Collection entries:
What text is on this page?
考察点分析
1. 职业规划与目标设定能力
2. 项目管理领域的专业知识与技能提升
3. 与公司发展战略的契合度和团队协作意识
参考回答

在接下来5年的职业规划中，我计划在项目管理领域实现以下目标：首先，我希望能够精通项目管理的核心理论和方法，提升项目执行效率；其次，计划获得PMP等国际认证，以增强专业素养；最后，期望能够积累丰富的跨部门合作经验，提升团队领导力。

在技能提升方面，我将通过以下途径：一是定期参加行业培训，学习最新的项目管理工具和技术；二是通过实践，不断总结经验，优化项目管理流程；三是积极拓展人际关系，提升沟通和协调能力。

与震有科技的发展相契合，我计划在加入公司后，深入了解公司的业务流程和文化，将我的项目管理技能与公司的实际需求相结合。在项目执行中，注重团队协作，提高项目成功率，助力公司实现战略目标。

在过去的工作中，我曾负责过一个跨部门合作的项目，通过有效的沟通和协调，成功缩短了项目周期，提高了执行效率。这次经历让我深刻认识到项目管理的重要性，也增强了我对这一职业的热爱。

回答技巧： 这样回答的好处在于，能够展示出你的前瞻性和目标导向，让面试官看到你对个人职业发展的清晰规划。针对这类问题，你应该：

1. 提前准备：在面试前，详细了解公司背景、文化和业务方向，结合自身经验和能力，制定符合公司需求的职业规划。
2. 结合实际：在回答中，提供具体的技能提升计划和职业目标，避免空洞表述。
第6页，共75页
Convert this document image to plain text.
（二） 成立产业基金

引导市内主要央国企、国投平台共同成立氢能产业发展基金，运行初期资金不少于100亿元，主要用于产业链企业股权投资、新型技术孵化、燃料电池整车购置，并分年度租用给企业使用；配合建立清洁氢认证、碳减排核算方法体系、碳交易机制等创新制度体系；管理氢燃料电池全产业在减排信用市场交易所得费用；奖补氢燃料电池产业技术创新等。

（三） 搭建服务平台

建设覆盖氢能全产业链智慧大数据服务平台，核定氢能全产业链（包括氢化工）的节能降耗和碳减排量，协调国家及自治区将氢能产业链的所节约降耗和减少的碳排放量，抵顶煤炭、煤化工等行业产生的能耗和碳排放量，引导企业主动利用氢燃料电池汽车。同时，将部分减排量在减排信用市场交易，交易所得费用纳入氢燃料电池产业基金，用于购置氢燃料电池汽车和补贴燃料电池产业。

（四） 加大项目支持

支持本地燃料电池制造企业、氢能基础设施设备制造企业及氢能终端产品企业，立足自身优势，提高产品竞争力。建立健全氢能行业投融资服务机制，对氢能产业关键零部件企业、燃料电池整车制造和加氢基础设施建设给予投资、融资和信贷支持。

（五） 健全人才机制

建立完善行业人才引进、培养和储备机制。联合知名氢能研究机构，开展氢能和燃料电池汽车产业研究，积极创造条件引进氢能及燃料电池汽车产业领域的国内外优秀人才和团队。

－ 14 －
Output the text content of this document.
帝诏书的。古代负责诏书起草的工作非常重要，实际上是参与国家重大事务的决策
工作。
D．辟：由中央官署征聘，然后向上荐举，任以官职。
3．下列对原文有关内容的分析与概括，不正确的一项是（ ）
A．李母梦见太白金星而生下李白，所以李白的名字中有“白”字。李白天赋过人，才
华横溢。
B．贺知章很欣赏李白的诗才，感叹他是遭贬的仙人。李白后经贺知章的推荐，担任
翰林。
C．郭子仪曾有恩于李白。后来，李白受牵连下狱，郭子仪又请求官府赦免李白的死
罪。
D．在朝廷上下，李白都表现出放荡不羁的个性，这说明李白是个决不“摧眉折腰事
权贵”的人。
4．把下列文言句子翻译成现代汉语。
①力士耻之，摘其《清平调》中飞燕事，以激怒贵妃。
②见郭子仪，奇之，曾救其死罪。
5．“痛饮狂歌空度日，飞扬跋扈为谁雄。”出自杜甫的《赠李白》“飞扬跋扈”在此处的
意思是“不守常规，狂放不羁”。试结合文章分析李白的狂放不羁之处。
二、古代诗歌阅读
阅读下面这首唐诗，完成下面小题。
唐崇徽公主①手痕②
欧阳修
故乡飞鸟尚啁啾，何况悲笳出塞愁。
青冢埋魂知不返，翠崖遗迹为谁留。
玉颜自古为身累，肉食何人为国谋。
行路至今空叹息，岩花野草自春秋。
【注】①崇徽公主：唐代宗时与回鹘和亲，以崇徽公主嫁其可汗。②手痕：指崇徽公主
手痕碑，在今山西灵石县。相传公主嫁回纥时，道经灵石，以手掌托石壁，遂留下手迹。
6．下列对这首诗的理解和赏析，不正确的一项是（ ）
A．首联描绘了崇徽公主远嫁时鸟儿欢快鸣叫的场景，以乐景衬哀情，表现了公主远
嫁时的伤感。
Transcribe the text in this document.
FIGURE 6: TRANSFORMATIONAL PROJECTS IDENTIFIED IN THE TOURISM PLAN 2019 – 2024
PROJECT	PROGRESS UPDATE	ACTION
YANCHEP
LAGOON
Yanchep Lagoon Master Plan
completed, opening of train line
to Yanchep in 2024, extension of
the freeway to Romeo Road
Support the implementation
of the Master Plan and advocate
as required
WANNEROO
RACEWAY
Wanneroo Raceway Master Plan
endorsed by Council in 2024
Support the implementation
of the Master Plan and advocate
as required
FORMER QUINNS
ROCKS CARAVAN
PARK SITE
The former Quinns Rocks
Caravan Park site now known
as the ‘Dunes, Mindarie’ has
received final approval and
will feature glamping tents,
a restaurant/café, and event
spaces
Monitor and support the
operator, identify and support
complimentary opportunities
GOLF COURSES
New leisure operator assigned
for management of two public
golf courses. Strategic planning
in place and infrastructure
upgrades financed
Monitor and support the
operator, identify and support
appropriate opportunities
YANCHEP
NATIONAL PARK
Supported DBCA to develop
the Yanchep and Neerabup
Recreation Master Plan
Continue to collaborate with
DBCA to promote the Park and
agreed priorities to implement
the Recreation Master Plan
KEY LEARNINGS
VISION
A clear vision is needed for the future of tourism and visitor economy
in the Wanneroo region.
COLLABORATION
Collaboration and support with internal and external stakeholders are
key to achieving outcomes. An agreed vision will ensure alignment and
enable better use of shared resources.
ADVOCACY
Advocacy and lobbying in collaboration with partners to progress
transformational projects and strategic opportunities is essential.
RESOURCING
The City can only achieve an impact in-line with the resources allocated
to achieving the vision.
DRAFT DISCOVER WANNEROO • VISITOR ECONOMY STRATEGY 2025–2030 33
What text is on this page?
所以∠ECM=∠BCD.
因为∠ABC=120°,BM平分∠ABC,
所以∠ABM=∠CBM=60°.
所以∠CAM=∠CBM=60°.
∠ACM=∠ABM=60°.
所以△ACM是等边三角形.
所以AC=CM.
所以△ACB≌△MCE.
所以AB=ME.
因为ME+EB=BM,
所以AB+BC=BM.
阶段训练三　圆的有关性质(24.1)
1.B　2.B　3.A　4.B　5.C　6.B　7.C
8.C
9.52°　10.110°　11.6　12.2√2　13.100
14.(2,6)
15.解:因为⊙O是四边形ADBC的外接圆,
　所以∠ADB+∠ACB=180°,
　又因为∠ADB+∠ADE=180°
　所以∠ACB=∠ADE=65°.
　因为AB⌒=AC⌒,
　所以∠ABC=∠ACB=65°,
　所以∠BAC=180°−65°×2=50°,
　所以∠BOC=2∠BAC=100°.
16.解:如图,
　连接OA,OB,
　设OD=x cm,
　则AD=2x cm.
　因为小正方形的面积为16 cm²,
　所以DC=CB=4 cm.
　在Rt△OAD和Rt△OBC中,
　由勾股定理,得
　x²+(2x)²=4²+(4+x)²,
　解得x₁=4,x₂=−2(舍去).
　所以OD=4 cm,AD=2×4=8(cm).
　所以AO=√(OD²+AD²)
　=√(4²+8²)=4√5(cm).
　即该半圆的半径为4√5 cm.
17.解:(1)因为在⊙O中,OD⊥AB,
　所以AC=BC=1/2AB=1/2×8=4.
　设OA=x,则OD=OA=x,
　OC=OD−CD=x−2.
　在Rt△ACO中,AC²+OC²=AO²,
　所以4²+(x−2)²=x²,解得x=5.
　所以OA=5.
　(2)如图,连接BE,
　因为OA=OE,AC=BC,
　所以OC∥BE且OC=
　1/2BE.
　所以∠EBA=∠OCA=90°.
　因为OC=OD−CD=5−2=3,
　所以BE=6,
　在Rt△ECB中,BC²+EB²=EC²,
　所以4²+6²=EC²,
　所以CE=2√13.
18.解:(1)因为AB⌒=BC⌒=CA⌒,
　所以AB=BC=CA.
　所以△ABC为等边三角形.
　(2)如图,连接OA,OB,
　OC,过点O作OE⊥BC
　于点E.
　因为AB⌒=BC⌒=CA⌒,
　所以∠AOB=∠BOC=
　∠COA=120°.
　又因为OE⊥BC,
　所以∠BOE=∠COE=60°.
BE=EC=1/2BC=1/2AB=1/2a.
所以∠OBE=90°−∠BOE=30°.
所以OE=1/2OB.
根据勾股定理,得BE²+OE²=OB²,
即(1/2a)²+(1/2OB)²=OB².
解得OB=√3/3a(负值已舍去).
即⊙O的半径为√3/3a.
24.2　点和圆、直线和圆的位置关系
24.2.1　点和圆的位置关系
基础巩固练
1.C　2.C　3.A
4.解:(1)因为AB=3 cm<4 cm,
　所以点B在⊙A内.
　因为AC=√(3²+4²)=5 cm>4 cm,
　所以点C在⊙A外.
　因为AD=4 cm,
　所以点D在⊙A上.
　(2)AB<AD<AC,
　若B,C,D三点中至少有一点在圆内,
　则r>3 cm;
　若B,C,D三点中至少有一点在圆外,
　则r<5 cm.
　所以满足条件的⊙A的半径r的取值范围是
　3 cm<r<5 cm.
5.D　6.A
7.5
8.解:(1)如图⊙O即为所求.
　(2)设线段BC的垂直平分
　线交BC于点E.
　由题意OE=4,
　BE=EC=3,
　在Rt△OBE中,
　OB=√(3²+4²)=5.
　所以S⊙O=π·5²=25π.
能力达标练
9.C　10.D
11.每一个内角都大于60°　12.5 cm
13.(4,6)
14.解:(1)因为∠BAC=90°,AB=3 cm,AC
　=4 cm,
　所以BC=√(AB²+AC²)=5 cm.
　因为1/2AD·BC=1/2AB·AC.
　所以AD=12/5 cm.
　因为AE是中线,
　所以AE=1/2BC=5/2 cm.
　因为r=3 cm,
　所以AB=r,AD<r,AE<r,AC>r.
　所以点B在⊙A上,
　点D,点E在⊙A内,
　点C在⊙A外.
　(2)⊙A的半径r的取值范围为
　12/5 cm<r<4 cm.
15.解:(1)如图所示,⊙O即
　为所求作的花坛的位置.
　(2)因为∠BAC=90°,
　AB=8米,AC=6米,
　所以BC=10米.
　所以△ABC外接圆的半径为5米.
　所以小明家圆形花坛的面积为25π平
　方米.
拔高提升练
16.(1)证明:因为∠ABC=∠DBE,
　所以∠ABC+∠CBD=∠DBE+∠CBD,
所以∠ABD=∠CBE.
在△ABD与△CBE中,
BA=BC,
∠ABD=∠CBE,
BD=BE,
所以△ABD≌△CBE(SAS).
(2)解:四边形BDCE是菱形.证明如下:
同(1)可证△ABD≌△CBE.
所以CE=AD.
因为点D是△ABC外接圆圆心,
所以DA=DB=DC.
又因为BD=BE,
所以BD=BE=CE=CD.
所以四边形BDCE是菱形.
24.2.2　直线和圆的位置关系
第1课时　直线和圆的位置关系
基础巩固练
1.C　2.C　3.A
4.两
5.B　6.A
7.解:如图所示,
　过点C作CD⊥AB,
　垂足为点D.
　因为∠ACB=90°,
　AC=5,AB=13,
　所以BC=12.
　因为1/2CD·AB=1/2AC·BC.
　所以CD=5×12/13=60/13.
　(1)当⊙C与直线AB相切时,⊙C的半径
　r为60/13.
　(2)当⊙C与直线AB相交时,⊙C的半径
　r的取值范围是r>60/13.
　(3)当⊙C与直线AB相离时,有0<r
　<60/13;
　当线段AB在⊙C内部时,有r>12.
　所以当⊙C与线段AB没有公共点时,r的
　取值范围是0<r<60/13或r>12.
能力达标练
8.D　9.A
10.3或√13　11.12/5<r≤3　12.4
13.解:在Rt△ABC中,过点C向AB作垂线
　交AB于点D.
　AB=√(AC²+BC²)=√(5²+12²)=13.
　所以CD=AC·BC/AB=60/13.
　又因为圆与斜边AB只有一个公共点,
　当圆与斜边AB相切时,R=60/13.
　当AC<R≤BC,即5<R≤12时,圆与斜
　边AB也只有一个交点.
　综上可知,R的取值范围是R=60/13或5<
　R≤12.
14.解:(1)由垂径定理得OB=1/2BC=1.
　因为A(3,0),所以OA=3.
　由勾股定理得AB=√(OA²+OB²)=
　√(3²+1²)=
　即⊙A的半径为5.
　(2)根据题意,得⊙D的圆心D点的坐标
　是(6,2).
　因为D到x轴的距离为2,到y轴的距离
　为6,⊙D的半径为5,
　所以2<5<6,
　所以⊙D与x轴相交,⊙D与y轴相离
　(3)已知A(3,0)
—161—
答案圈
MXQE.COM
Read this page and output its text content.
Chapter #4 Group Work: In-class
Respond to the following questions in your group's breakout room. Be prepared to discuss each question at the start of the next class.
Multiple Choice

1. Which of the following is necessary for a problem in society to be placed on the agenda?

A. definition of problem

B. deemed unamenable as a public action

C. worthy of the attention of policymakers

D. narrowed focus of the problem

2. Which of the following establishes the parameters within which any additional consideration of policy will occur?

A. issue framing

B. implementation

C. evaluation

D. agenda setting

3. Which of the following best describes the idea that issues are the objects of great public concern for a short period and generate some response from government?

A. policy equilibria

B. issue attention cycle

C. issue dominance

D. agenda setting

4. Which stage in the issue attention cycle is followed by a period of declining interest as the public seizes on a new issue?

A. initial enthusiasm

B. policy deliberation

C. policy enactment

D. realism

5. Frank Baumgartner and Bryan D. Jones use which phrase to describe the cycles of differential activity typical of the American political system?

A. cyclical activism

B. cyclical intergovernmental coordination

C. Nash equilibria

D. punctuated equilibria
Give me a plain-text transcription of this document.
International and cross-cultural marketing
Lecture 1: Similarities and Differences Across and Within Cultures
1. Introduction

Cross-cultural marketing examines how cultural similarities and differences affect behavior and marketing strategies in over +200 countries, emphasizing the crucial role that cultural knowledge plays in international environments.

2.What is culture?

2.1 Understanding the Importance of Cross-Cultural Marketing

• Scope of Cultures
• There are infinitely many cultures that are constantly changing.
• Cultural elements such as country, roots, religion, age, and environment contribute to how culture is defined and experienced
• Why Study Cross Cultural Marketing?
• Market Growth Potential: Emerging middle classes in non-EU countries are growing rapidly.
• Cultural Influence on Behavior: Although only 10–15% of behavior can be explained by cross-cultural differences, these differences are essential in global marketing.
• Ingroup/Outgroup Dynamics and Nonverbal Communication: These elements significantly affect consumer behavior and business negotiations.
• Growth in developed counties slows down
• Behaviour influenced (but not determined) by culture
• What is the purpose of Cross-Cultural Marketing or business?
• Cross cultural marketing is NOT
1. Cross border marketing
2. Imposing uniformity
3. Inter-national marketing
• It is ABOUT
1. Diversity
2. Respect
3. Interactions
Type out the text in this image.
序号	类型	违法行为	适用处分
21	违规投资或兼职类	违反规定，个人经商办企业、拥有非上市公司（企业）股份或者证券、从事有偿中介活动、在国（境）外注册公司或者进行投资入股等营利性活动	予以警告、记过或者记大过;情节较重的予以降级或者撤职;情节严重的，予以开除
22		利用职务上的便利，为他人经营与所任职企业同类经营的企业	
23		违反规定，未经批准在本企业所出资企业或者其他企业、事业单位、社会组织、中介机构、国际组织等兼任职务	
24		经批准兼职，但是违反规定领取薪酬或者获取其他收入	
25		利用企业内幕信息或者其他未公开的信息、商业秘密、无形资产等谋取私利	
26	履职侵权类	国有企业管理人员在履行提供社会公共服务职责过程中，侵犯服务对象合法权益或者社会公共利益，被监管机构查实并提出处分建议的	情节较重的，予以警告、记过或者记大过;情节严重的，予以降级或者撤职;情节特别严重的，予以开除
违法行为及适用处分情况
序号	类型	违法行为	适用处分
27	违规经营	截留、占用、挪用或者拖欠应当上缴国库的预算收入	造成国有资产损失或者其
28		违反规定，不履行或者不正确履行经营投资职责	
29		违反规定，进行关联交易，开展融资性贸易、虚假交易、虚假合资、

Challenge:
Return every line in the listing that contains the word "this".

Response:
What text is on this page?
Convert this document image to plain text.
Output the text content of this document.
Transcribe the text in this document.
What text is on this page?
Read this page and output its text content.
Give me a plain-text transcription of this document.
Type out the text in this image.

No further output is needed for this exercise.